-- Start of Given information --
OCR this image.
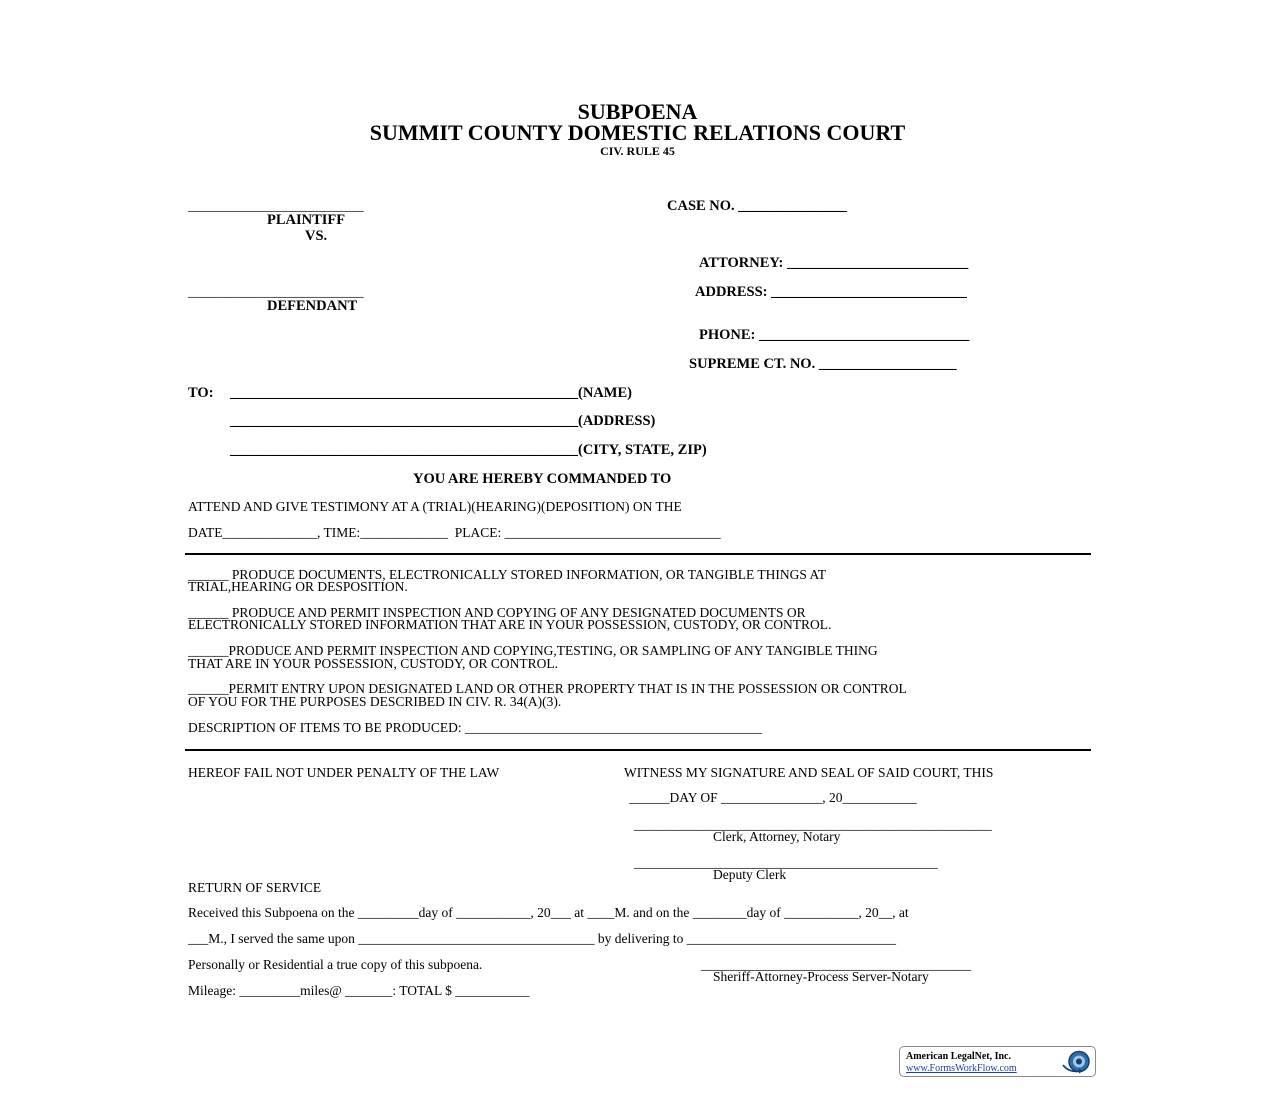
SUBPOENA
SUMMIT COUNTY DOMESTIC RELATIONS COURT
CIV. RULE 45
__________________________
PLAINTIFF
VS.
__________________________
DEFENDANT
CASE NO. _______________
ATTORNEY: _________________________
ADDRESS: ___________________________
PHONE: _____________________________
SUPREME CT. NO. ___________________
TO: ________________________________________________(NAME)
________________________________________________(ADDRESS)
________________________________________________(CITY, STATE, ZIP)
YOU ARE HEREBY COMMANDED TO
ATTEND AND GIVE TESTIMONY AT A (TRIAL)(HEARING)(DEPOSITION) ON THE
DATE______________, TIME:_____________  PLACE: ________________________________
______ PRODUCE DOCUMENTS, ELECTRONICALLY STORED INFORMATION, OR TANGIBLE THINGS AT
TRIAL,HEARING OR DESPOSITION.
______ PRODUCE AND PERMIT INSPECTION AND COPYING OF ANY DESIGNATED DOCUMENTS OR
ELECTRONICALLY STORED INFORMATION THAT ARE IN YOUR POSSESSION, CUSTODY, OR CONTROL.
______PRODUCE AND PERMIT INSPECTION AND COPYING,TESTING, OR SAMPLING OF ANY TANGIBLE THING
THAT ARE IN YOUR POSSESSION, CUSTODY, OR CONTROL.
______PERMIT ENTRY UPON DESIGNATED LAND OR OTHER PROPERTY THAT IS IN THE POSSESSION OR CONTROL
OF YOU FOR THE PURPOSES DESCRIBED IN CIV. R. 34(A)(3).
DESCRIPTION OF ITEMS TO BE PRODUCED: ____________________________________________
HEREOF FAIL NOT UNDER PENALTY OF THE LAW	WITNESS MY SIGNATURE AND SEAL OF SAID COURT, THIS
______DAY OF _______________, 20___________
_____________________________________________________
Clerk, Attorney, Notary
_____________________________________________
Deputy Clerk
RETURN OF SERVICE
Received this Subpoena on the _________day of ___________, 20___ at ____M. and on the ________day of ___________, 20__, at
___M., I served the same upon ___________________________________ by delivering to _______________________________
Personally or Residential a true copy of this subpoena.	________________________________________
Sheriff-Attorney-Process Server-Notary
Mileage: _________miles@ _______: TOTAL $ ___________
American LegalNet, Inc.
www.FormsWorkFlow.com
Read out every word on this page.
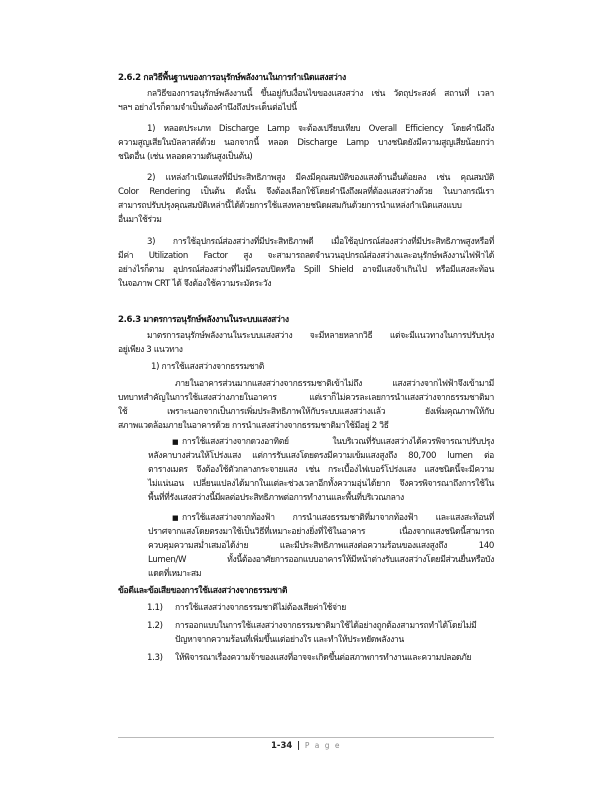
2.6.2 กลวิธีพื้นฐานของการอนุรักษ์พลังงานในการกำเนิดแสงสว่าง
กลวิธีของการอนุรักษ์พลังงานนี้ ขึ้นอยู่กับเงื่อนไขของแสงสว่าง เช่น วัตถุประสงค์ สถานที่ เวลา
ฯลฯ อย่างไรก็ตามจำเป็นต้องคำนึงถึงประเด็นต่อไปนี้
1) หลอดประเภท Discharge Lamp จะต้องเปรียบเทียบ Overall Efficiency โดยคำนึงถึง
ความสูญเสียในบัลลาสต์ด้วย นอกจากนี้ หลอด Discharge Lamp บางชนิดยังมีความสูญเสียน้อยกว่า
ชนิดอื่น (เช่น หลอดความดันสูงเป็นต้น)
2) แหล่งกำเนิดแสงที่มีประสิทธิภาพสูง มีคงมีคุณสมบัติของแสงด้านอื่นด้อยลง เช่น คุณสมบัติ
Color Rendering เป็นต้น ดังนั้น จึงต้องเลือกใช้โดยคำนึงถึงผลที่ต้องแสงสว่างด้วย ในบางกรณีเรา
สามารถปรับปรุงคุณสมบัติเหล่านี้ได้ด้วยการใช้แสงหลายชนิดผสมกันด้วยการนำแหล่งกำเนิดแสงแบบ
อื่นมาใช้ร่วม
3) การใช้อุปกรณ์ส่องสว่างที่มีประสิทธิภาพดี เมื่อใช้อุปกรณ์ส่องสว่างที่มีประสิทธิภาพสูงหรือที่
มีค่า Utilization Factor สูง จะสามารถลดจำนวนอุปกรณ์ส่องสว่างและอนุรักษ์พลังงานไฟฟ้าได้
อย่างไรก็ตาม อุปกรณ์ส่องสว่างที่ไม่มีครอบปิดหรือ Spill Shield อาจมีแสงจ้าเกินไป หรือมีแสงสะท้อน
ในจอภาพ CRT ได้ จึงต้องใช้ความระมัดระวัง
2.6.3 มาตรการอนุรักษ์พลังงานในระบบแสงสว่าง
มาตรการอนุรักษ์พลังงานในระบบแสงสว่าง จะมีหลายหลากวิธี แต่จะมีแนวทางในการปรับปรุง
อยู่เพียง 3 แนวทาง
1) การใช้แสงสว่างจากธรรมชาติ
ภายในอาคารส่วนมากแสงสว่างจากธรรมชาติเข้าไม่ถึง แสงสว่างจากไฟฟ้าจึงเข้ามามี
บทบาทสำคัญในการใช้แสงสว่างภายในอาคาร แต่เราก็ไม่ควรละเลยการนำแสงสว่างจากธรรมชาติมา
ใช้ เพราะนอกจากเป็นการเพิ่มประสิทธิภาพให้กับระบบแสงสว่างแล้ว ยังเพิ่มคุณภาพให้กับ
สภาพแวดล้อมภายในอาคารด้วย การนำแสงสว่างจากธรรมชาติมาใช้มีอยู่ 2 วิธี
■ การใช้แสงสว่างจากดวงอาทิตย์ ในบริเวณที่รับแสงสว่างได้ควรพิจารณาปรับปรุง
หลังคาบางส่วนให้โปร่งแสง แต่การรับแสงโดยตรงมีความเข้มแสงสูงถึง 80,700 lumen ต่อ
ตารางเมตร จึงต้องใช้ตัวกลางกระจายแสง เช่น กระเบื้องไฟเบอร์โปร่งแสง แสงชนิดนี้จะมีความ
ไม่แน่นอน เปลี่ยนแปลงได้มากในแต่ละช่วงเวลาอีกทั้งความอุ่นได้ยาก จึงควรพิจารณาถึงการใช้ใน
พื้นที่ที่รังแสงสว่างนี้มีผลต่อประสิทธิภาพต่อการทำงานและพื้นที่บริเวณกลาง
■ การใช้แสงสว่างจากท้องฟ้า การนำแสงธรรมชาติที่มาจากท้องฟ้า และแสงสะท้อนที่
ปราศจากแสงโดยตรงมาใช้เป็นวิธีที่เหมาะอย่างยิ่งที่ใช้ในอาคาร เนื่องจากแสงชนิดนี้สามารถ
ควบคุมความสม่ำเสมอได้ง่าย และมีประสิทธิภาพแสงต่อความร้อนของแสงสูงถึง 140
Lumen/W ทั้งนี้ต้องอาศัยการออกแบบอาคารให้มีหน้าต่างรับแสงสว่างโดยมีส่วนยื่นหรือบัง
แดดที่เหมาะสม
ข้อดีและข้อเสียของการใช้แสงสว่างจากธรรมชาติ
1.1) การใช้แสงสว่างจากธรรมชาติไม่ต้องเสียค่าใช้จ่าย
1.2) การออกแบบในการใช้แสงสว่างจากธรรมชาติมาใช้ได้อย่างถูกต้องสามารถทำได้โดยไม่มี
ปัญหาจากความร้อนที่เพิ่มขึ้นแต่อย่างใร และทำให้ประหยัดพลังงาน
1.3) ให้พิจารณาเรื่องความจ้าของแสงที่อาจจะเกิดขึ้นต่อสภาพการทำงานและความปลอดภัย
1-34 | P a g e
-- End of Given information --
-- Start of Given information --
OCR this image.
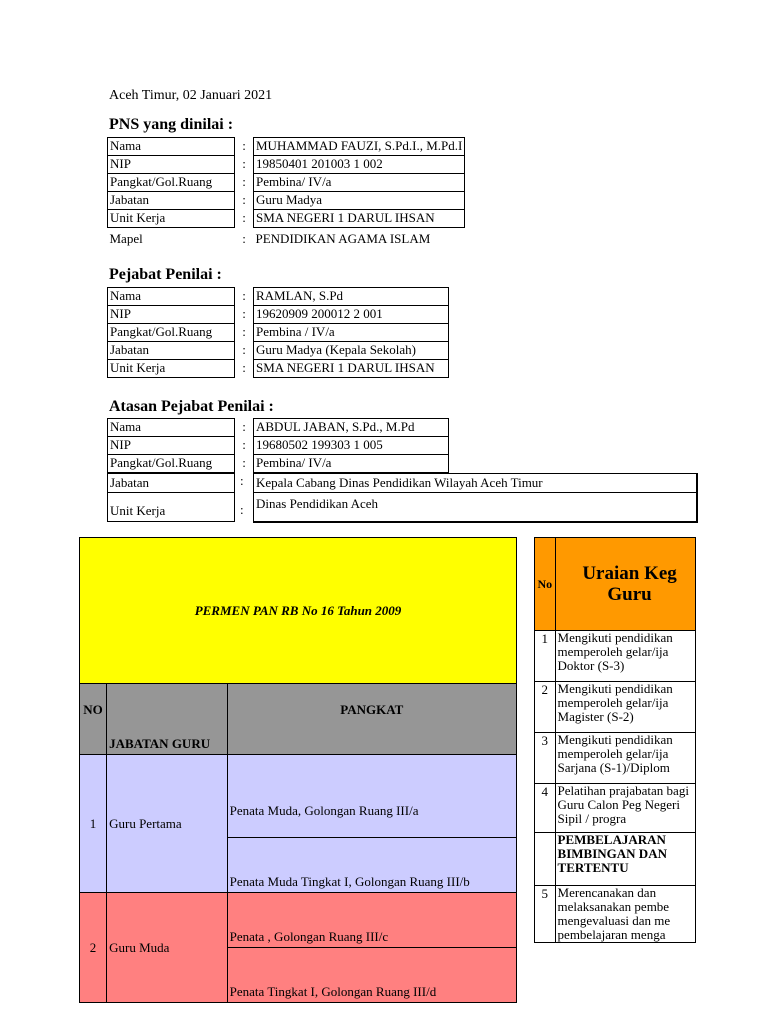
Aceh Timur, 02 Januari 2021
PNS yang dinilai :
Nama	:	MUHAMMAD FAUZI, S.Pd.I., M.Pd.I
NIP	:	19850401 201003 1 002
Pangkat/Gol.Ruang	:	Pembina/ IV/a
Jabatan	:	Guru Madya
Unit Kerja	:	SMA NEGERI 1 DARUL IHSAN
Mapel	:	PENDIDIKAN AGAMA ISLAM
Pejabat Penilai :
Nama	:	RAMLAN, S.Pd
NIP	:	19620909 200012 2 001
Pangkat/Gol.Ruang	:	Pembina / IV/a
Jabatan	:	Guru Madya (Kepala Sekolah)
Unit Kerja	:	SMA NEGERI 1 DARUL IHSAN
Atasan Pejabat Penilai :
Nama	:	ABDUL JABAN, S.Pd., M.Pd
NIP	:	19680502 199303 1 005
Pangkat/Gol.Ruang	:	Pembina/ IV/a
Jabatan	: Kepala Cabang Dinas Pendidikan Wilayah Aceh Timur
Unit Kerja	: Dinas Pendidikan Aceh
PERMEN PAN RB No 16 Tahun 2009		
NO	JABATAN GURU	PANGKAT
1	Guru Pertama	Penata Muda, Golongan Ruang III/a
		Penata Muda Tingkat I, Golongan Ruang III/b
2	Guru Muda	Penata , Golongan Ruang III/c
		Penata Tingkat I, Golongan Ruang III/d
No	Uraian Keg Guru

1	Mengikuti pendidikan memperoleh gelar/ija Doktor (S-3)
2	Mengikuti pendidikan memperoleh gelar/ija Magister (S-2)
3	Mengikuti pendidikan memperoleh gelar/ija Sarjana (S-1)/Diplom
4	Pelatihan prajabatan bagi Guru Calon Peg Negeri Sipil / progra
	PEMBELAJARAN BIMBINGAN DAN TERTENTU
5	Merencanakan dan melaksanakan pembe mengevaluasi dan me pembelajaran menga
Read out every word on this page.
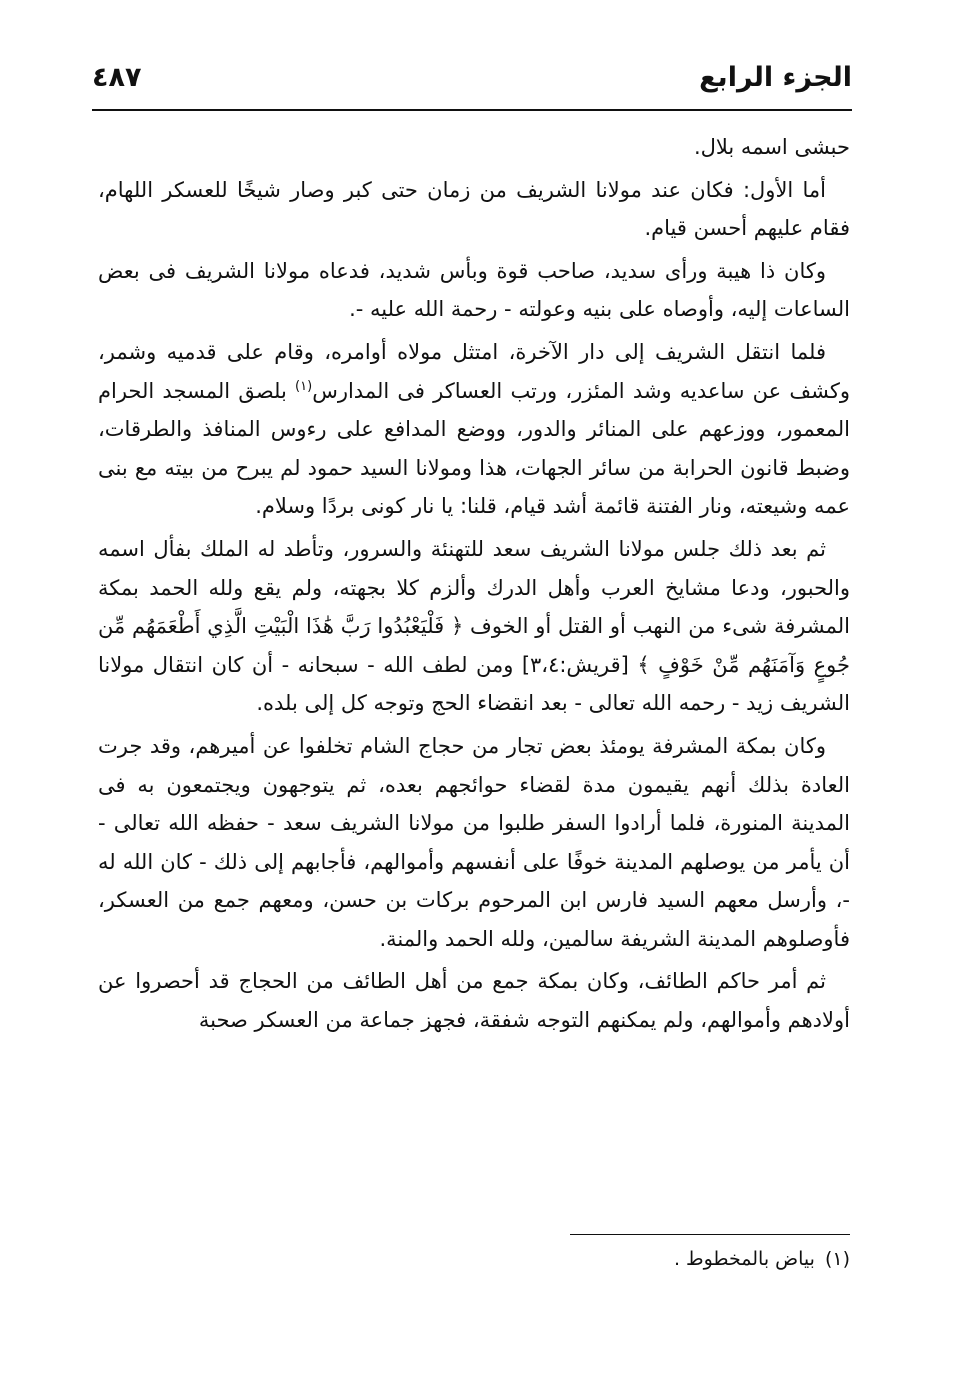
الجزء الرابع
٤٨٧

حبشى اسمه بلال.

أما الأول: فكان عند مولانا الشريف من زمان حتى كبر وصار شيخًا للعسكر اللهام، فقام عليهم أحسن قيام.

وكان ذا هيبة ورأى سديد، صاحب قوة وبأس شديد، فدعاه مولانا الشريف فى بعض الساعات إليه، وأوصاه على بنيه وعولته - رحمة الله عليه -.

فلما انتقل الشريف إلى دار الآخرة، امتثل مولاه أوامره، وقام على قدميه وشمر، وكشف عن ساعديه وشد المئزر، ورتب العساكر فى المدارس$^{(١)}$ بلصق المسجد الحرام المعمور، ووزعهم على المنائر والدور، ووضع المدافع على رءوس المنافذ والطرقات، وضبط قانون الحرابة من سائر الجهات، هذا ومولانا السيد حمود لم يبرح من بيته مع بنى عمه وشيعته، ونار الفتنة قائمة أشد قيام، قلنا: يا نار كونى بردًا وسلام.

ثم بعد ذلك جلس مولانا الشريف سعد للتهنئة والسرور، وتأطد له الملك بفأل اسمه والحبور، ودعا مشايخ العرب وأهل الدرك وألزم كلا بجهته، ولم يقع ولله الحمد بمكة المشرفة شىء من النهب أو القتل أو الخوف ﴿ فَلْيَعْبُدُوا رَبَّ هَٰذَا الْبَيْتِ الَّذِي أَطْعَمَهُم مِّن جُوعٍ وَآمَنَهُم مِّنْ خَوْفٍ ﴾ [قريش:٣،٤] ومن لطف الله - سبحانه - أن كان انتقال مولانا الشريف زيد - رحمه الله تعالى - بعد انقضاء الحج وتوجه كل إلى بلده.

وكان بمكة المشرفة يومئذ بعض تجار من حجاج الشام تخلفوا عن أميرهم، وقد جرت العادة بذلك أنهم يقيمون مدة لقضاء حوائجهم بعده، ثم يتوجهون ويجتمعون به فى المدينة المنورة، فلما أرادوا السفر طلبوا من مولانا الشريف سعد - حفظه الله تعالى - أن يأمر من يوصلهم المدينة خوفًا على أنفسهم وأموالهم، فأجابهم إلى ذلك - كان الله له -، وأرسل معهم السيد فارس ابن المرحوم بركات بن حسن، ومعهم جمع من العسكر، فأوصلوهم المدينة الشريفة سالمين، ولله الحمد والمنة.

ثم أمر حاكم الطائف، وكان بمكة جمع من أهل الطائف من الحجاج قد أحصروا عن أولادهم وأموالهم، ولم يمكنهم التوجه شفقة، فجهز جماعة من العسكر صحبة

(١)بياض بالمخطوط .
-- End of Given information --
What you should do:
Pull every line containing "ELECTRONICALLY" out of the records.

Response for this exercise:
______ PRODUCE DOCUMENTS, ELECTRONICALLY STORED INFORMATION, OR TANGIBLE THINGS AT
ELECTRONICALLY STORED INFORMATION THAT ARE IN YOUR POSSESSION, CUSTODY, OR CONTROL.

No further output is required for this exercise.